__PROBLEM TO SOLVE__. Please reproduce the entries below word for word, from the very first line through the line holding "legend-label: yaw [512,18,532,29]", with both ends included.

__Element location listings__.
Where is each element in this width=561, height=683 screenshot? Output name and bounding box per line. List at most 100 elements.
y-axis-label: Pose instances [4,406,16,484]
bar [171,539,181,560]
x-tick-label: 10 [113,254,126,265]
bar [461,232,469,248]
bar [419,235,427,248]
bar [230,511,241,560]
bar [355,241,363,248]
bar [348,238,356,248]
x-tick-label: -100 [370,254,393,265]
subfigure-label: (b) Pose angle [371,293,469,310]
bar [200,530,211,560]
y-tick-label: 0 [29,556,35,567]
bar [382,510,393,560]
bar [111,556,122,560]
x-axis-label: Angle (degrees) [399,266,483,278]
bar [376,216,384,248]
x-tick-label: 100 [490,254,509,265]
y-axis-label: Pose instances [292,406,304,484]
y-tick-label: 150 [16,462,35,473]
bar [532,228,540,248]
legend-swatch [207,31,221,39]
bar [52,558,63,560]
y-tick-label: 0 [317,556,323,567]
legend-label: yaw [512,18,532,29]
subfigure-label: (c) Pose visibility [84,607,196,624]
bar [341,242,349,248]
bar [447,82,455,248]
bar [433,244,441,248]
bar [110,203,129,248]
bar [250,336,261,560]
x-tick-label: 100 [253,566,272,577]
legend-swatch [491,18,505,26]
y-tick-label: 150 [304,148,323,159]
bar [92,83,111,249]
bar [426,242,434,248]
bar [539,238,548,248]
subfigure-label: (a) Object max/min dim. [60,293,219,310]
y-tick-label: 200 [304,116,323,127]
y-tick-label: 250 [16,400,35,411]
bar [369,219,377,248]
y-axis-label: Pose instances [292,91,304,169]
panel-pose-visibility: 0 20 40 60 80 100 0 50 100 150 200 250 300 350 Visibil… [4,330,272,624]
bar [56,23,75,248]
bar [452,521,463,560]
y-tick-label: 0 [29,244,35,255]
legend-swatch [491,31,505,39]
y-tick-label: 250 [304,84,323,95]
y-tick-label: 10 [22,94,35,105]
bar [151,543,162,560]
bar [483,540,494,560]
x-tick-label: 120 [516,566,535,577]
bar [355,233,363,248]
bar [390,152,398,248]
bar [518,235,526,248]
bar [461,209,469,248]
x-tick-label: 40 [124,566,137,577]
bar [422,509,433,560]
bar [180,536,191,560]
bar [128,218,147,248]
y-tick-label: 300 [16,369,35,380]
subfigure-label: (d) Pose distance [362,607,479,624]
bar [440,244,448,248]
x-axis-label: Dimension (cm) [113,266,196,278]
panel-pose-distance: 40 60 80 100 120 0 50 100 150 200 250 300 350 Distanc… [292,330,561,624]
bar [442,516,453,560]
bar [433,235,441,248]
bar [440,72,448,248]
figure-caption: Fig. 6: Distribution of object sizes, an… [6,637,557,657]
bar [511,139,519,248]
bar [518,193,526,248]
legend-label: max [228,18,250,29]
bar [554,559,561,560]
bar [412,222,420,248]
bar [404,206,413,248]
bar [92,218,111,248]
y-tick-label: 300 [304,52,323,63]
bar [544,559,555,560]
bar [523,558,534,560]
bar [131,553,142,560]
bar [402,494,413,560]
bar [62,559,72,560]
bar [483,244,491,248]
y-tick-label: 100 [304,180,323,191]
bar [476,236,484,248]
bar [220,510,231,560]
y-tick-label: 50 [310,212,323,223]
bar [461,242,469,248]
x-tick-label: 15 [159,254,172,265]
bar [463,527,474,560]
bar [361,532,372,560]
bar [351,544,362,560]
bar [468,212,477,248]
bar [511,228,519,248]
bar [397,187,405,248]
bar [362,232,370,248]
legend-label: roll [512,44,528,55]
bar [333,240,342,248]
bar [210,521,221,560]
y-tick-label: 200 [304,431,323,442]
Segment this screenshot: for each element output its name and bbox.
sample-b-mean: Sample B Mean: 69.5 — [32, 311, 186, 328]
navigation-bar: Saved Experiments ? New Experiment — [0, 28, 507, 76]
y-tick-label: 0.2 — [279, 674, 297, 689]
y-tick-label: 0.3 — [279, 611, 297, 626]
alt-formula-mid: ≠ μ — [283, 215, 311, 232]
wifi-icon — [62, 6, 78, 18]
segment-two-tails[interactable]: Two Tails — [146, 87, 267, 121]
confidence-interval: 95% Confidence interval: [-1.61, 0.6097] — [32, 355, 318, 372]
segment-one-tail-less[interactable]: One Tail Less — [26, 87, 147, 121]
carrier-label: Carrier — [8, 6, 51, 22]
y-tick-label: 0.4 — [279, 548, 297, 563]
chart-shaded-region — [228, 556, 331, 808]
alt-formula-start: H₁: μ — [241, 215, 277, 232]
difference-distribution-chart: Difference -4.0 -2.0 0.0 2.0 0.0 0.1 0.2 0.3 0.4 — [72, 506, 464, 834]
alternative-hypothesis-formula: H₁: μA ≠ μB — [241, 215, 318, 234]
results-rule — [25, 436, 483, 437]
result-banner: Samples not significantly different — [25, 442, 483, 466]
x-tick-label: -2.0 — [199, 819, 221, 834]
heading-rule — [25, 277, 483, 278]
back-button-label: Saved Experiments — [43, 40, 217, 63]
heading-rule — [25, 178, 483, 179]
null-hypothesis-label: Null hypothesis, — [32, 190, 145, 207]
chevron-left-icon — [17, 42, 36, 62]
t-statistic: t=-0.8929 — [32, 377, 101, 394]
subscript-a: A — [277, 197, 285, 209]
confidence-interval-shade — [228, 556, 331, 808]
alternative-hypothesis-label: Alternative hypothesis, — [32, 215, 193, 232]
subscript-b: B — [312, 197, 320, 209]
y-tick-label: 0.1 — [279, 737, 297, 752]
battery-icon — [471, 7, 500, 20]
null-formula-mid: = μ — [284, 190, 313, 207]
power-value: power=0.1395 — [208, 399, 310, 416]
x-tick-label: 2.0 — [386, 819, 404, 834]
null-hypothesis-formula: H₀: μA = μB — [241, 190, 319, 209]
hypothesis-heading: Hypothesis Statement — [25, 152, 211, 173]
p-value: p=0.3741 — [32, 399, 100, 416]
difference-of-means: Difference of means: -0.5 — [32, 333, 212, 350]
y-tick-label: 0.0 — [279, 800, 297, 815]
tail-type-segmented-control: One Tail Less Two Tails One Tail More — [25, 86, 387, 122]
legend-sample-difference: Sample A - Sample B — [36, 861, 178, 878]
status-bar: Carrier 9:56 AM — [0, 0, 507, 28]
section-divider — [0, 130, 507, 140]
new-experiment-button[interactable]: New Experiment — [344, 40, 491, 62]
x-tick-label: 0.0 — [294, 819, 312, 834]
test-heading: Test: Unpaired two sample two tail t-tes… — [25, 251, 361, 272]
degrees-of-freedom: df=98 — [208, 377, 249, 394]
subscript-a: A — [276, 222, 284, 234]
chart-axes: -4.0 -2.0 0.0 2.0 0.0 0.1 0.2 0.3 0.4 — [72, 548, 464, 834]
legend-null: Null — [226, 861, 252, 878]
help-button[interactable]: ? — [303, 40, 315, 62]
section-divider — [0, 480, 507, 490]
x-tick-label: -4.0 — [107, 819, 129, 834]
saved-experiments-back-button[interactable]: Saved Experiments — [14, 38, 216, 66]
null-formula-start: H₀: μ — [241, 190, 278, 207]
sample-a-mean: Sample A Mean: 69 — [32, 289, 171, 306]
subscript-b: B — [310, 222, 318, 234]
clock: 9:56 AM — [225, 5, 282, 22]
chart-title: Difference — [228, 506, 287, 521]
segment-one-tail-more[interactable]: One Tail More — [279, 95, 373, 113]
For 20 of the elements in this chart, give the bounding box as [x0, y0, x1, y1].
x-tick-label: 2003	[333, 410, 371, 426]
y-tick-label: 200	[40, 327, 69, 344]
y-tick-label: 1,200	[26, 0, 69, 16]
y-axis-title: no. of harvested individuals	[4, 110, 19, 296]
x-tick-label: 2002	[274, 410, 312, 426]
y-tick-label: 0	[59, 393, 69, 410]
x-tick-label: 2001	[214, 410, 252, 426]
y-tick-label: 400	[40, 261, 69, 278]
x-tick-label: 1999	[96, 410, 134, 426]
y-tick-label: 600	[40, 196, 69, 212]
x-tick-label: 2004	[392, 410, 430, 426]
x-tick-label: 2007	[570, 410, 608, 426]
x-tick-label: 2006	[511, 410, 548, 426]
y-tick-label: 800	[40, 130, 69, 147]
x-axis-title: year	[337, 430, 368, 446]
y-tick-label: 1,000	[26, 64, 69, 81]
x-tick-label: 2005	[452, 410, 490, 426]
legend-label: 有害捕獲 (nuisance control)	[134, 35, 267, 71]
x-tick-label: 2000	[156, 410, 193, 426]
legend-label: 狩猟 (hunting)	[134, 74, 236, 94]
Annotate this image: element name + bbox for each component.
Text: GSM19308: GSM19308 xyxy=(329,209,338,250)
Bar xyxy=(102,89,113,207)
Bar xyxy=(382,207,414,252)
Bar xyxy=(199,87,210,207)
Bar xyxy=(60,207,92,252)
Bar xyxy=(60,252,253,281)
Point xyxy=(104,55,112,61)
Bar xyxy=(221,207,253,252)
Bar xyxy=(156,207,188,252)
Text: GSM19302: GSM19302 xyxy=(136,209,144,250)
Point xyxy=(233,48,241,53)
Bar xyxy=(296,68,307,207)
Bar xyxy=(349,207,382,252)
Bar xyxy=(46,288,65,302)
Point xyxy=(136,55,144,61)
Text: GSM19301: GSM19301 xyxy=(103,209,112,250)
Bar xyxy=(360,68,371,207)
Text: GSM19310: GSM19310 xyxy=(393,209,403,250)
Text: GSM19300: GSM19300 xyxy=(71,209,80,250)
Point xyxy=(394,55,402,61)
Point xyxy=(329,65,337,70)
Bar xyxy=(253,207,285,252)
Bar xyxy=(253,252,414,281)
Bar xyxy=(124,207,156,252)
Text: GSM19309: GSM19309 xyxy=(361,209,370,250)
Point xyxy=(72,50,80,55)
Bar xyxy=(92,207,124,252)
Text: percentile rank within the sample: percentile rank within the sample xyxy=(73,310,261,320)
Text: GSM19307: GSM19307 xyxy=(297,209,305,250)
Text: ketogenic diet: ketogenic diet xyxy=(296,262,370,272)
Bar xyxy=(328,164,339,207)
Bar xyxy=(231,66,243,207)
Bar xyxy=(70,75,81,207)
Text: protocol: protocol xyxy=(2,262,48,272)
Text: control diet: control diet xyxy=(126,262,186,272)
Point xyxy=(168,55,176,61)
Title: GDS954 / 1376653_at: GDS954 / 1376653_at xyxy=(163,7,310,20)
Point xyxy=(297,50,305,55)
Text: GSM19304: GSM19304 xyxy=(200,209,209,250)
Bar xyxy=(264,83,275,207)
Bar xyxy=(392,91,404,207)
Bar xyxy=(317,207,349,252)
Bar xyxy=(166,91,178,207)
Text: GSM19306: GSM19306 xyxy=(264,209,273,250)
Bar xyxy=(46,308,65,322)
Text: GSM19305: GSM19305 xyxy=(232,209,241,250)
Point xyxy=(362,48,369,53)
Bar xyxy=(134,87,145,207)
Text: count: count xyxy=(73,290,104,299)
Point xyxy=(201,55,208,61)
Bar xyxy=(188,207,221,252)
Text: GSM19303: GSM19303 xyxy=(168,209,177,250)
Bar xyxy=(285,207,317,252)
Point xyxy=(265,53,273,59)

__EXERCISE ANSWER__.
Where is each element in this width=561, height=683 screenshot? Output name and bounding box per line. List at most 100 elements.
y-axis-label: Pose instances [4,406,16,484]
bar [171,539,181,560]
x-tick-label: 10 [113,254,126,265]
bar [461,232,469,248]
bar [419,235,427,248]
bar [230,511,241,560]
bar [355,241,363,248]
bar [348,238,356,248]
x-tick-label: -100 [370,254,393,265]
subfigure-label: (b) Pose angle [371,293,469,310]
bar [200,530,211,560]
y-tick-label: 0 [29,556,35,567]
bar [382,510,393,560]
bar [111,556,122,560]
x-axis-label: Angle (degrees) [399,266,483,278]
bar [376,216,384,248]
x-tick-label: 100 [490,254,509,265]
y-axis-label: Pose instances [292,406,304,484]
y-tick-label: 150 [16,462,35,473]
bar [532,228,540,248]
legend-swatch [207,31,221,39]
bar [52,558,63,560]
y-tick-label: 0 [317,556,323,567]
legend-label: yaw [512,18,532,29]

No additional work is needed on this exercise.